Your instructions: Render the records as a numbered list, leaving out any blank lines.

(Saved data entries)
◇ ◇ ◇ ◇ ◇

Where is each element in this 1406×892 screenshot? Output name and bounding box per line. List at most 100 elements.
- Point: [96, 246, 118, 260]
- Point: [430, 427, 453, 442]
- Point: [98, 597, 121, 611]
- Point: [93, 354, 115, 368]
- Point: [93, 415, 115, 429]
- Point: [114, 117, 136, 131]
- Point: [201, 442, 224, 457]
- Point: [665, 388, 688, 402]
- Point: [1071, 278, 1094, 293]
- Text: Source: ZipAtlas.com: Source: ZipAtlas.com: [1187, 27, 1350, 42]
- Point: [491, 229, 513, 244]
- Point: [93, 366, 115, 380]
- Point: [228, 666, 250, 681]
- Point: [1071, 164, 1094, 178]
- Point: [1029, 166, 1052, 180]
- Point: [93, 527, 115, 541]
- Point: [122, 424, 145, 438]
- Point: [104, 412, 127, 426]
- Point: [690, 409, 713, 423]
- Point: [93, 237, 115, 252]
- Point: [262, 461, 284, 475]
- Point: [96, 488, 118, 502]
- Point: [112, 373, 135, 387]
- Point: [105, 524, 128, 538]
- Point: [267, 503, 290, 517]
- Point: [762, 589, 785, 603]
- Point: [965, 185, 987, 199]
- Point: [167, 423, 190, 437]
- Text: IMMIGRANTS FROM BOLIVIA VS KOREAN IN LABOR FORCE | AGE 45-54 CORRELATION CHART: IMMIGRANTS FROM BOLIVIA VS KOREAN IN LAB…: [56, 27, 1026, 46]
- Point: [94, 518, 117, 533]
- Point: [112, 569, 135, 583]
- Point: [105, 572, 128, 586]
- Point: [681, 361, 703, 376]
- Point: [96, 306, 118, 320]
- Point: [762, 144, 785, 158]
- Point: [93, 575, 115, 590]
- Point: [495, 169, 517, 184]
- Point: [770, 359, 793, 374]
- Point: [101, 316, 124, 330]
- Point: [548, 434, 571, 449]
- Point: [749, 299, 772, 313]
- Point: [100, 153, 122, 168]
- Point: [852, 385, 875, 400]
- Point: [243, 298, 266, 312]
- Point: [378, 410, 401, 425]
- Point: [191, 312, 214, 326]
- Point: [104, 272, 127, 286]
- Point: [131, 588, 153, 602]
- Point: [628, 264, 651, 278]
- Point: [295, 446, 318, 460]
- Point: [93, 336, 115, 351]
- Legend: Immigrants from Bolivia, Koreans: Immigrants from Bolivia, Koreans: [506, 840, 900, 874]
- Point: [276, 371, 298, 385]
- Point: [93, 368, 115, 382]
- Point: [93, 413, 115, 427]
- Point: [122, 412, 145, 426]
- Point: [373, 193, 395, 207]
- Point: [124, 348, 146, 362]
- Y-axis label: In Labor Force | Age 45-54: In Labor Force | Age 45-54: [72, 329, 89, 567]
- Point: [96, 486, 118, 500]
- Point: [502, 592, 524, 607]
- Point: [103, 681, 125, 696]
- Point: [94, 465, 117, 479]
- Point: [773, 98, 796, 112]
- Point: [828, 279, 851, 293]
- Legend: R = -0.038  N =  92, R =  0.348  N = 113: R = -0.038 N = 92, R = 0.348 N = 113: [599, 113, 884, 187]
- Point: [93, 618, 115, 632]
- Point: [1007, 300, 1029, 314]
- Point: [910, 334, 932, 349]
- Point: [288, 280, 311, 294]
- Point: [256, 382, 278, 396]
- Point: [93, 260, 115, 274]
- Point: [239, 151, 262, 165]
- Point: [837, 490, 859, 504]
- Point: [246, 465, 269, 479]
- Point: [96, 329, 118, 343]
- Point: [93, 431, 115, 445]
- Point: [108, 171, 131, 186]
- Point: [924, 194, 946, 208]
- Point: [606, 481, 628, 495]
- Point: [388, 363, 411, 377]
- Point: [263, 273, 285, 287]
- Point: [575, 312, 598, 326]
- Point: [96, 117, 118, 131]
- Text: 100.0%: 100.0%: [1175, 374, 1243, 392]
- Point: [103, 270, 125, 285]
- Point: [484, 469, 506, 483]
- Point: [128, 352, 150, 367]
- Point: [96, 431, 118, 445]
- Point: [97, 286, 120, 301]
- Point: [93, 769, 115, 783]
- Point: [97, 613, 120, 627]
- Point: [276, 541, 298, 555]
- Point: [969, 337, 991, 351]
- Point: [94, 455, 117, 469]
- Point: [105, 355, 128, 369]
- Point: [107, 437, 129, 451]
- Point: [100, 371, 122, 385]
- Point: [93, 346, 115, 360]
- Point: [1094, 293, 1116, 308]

◇ ◇ ◇ ◇ ◇

Written solution:
1. Where is each element in this 1406×892 screenshot? Output name and bounding box per line. List at most 100 elements.
2. - Point: [96, 246, 118, 260]
3. - Point: [430, 427, 453, 442]
4. - Point: [98, 597, 121, 611]
5. - Point: [93, 354, 115, 368]
6. - Point: [93, 415, 115, 429]
7. - Point: [114, 117, 136, 131]
8. - Point: [201, 442, 224, 457]
9. - Point: [665, 388, 688, 402]
10. - Point: [1071, 278, 1094, 293]
11. - Text: Source: ZipAtlas.com: Source: ZipAtlas.com: [1187, 27, 1350, 42]
12. - Point: [491, 229, 513, 244]
13. - Point: [93, 366, 115, 380]
14. - Point: [228, 666, 250, 681]
15. - Point: [1071, 164, 1094, 178]
16. - Point: [1029, 166, 1052, 180]
17. - Point: [93, 527, 115, 541]
18. - Point: [122, 424, 145, 438]
19. - Point: [104, 412, 127, 426]
20. - Point: [690, 409, 713, 423]
21. - Point: [93, 237, 115, 252]
22. - Point: [262, 461, 284, 475]
23. - Point: [96, 488, 118, 502]
24. - Point: [112, 373, 135, 387]
25. - Point: [105, 524, 128, 538]
26. - Point: [267, 503, 290, 517]
27. - Point: [762, 589, 785, 603]
28. - Point: [965, 185, 987, 199]
29. - Point: [167, 423, 190, 437]
30. - Text: IMMIGRANTS FROM BOLIVIA VS KOREAN IN LABOR FORCE | AGE 45-54 CORRELATION CHART: IMMIGRANTS FROM BOLIVIA VS KOREAN IN LAB…: [56, 27, 1026, 46]
31. - Point: [94, 518, 117, 533]
32. - Point: [112, 569, 135, 583]
33. - Point: [105, 572, 128, 586]
34. - Point: [681, 361, 703, 376]
35. - Point: [96, 306, 118, 320]
36. - Point: [762, 144, 785, 158]
37. - Point: [93, 575, 115, 590]
38. - Point: [495, 169, 517, 184]
39. - Point: [770, 359, 793, 374]
40. - Point: [101, 316, 124, 330]
41. - Point: [548, 434, 571, 449]
42. - Point: [749, 299, 772, 313]
43. - Point: [100, 153, 122, 168]
44. - Point: [852, 385, 875, 400]
45. - Point: [243, 298, 266, 312]
46. - Point: [378, 410, 401, 425]
47. - Point: [191, 312, 214, 326]
48. - Point: [104, 272, 127, 286]
49. - Point: [131, 588, 153, 602]
50. - Point: [628, 264, 651, 278]
51. - Point: [295, 446, 318, 460]
52. - Point: [93, 336, 115, 351]
53. - Legend: Immigrants from Bolivia, Koreans: Immigrants from Bolivia, Koreans: [506, 840, 900, 874]
54. - Point: [276, 371, 298, 385]
55. - Point: [93, 368, 115, 382]
56. - Point: [93, 413, 115, 427]
57. - Point: [122, 412, 145, 426]
58. - Point: [373, 193, 395, 207]
59. - Point: [124, 348, 146, 362]
60. - Y-axis label: In Labor Force | Age 45-54: In Labor Force | Age 45-54: [72, 329, 89, 567]
61. - Point: [96, 486, 118, 500]
62. - Point: [502, 592, 524, 607]
63. - Point: [103, 681, 125, 696]
64. - Point: [94, 465, 117, 479]
65. - Point: [773, 98, 796, 112]
66. - Point: [828, 279, 851, 293]
67. - Legend: R = -0.038  N =  92, R =  0.348  N = 113: R = -0.038 N = 92, R = 0.348 N = 113: [599, 113, 884, 187]
68. - Point: [93, 618, 115, 632]
69. - Point: [1007, 300, 1029, 314]
70. - Point: [910, 334, 932, 349]
71. - Point: [288, 280, 311, 294]
72. - Point: [256, 382, 278, 396]
73. - Point: [93, 260, 115, 274]
74. - Point: [239, 151, 262, 165]
75. - Point: [837, 490, 859, 504]
76. - Point: [246, 465, 269, 479]
77. - Point: [96, 329, 118, 343]
78. - Point: [93, 431, 115, 445]
79. - Point: [108, 171, 131, 186]
80. - Point: [924, 194, 946, 208]
81. - Point: [606, 481, 628, 495]
82. - Point: [388, 363, 411, 377]
83. - Point: [263, 273, 285, 287]
84. - Point: [575, 312, 598, 326]
85. - Point: [96, 117, 118, 131]
86. - Text: 100.0%: 100.0%: [1175, 374, 1243, 392]
87. - Point: [103, 270, 125, 285]
88. - Point: [484, 469, 506, 483]
89. - Point: [128, 352, 150, 367]
90. - Point: [96, 431, 118, 445]
91. - Point: [97, 286, 120, 301]
92. - Point: [93, 769, 115, 783]
93. - Point: [97, 613, 120, 627]
94. - Point: [276, 541, 298, 555]
95. - Point: [969, 337, 991, 351]
96. - Point: [94, 455, 117, 469]
97. - Point: [105, 355, 128, 369]
98. - Point: [107, 437, 129, 451]
99. - Point: [100, 371, 122, 385]
100. - Point: [93, 346, 115, 360]
101. - Point: [1094, 293, 1116, 308]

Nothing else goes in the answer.